Data items
START

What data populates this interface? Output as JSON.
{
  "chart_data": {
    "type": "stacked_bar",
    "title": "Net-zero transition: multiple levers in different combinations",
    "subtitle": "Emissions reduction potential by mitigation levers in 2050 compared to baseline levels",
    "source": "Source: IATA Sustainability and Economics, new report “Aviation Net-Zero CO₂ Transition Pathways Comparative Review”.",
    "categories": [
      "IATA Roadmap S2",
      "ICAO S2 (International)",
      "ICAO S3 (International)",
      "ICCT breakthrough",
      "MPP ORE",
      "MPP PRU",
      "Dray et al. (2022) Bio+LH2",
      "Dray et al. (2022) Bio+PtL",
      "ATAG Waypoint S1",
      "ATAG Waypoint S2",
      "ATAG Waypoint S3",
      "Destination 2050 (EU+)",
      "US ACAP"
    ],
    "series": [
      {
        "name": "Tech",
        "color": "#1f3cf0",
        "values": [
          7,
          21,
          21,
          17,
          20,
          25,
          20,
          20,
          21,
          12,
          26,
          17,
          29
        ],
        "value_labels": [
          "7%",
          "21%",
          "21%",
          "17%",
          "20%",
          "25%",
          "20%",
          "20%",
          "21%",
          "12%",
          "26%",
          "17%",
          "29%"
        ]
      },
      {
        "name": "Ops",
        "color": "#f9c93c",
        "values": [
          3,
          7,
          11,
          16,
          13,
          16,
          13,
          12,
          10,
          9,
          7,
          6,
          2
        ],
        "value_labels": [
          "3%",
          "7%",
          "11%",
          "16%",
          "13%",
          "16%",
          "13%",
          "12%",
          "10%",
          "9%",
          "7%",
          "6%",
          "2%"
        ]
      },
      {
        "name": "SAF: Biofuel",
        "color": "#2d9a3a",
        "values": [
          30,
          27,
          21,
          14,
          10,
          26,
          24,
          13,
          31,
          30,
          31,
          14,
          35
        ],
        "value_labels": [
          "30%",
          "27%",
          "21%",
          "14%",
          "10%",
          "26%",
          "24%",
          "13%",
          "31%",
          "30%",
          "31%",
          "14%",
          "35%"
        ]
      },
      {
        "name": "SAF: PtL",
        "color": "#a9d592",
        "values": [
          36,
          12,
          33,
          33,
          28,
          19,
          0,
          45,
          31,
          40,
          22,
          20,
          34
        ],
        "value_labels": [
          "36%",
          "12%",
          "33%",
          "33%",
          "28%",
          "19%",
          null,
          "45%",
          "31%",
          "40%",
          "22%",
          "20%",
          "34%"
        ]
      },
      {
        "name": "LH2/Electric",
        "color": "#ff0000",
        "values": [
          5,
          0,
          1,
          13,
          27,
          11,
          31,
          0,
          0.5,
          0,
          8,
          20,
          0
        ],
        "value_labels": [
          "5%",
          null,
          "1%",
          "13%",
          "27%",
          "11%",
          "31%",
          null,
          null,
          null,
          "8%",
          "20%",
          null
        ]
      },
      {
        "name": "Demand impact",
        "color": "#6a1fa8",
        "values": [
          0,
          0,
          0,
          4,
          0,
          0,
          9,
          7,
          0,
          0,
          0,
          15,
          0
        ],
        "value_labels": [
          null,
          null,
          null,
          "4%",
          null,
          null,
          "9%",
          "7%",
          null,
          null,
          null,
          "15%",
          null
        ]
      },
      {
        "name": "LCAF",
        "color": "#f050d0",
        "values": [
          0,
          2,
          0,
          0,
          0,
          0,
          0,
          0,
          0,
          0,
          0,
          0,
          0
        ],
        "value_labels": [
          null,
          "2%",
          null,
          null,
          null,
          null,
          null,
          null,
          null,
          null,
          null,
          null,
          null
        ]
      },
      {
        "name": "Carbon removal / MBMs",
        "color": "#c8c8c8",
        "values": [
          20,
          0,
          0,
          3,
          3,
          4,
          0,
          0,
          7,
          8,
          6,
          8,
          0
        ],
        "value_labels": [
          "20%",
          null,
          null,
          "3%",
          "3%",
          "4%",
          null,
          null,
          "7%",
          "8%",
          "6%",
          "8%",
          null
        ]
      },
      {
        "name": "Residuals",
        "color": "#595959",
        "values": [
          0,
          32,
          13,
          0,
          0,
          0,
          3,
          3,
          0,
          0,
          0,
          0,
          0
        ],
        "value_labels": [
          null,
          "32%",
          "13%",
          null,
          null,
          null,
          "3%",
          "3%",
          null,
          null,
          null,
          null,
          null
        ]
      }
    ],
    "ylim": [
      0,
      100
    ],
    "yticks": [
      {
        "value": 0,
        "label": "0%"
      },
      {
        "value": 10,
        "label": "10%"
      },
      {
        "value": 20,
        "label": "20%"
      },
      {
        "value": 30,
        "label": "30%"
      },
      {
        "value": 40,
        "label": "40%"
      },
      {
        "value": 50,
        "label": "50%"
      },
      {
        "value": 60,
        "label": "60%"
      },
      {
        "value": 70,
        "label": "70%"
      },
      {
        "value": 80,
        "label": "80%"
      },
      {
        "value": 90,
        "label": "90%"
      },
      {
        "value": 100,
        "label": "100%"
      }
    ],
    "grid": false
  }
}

END

(AIM OF THE EXERCISE)
Print the whole listing exactly as it is.

(CORRECT OUTPUT)
What data populates this interface? Output as JSON.
{
  "chart_data": {
    "type": "stacked_bar",
    "title": "Net-zero transition: multiple levers in different combinations",
    "subtitle": "Emissions reduction potential by mitigation levers in 2050 compared to baseline levels",
    "source": "Source: IATA Sustainability and Economics, new report “Aviation Net-Zero CO₂ Transition Pathways Comparative Review”.",
    "categories": [
      "IATA Roadmap S2",
      "ICAO S2 (International)",
      "ICAO S3 (International)",
      "ICCT breakthrough",
      "MPP ORE",
      "MPP PRU",
      "Dray et al. (2022) Bio+LH2",
      "Dray et al. (2022) Bio+PtL",
      "ATAG Waypoint S1",
      "ATAG Waypoint S2",
      "ATAG Waypoint S3",
      "Destination 2050 (EU+)",
      "US ACAP"
    ],
    "series": [
      {
        "name": "Tech",
        "color": "#1f3cf0",
        "values": [
          7,
          21,
          21,
          17,
          20,
          25,
          20,
          20,
          21,
          12,
          26,
          17,
          29
        ],
        "value_labels": [
          "7%",
          "21%",
          "21%",
          "17%",
          "20%",
          "25%",
          "20%",
          "20%",
          "21%",
          "12%",
          "26%",
          "17%",
          "29%"
        ]
      },
      {
        "name": "Ops",
        "color": "#f9c93c",
        "values": [
          3,
          7,
          11,
          16,
          13,
          16,
          13,
          12,
          10,
          9,
          7,
          6,
          2
        ],
        "value_labels": [
          "3%",
          "7%",
          "11%",
          "16%",
          "13%",
          "16%",
          "13%",
          "12%",
          "10%",
          "9%",
          "7%",
          "6%",
          "2%"
        ]
      },
      {
        "name": "SAF: Biofuel",
        "color": "#2d9a3a",
        "values": [
          30,
          27,
          21,
          14,
          10,
          26,
          24,
          13,
          31,
          30,
          31,
          14,
          35
        ],
        "value_labels": [
          "30%",
          "27%",
          "21%",
          "14%",
          "10%",
          "26%",
          "24%",
          "13%",
          "31%",
          "30%",
          "31%",
          "14%",
          "35%"
        ]
      },
      {
        "name": "SAF: PtL",
        "color": "#a9d592",
        "values": [
          36,
          12,
          33,
          33,
          28,
          19,
          0,
          45,
          31,
          40,
          22,
          20,
          34
        ],
        "value_labels": [
          "36%",
          "12%",
          "33%",
          "33%",
          "28%",
          "19%",
          null,
          "45%",
          "31%",
          "40%",
          "22%",
          "20%",
          "34%"
        ]
      },
      {
        "name": "LH2/Electric",
        "color": "#ff0000",
        "values": [
          5,
          0,
          1,
          13,
          27,
          11,
          31,
          0,
          0.5,
          0,
          8,
          20,
          0
        ],
        "value_labels": [
          "5%",
          null,
          "1%",
          "13%",
          "27%",
          "11%",
          "31%",
          null,
          null,
          null,
          "8%",
          "20%",
          null
        ]
      },
      {
        "name": "Demand impact",
        "color": "#6a1fa8",
        "values": [
          0,
          0,
          0,
          4,
          0,
          0,
          9,
          7,
          0,
          0,
          0,
          15,
          0
        ],
        "value_labels": [
          null,
          null,
          null,
          "4%",
          null,
          null,
          "9%",
          "7%",
          null,
          null,
          null,
          "15%",
          null
        ]
      },
      {
        "name": "LCAF",
        "color": "#f050d0",
        "values": [
          0,
          2,
          0,
          0,
          0,
          0,
          0,
          0,
          0,
          0,
          0,
          0,
          0
        ],
        "value_labels": [
          null,
          "2%",
          null,
          null,
          null,
          null,
          null,
          null,
          null,
          null,
          null,
          null,
          null
        ]
      },
      {
        "name": "Carbon removal / MBMs",
        "color": "#c8c8c8",
        "values": [
          20,
          0,
          0,
          3,
          3,
          4,
          0,
          0,
          7,
          8,
          6,
          8,
          0
        ],
        "value_labels": [
          "20%",
          null,
          null,
          "3%",
          "3%",
          "4%",
          null,
          null,
          "7%",
          "8%",
          "6%",
          "8%",
          null
        ]
      },
      {
        "name": "Residuals",
        "color": "#595959",
        "values": [
          0,
          32,
          13,
          0,
          0,
          0,
          3,
          3,
          0,
          0,
          0,
          0,
          0
        ],
        "value_labels": [
          null,
          "32%",
          "13%",
          null,
          null,
          null,
          "3%",
          "3%",
          null,
          null,
          null,
          null,
          null
        ]
      }
    ],
    "ylim": [
      0,
      100
    ],
    "yticks": [
      {
        "value": 0,
        "label": "0%"
      },
      {
        "value": 10,
        "label": "10%"
      },
      {
        "value": 20,
        "label": "20%"
      },
      {
        "value": 30,
        "label": "30%"
      },
      {
        "value": 40,
        "label": "40%"
      },
      {
        "value": 50,
        "label": "50%"
      },
      {
        "value": 60,
        "label": "60%"
      },
      {
        "value": 70,
        "label": "70%"
      },
      {
        "value": 80,
        "label": "80%"
      },
      {
        "value": 90,
        "label": "90%"
      },
      {
        "value": 100,
        "label": "100%"
      }
    ],
    "grid": false
  }
}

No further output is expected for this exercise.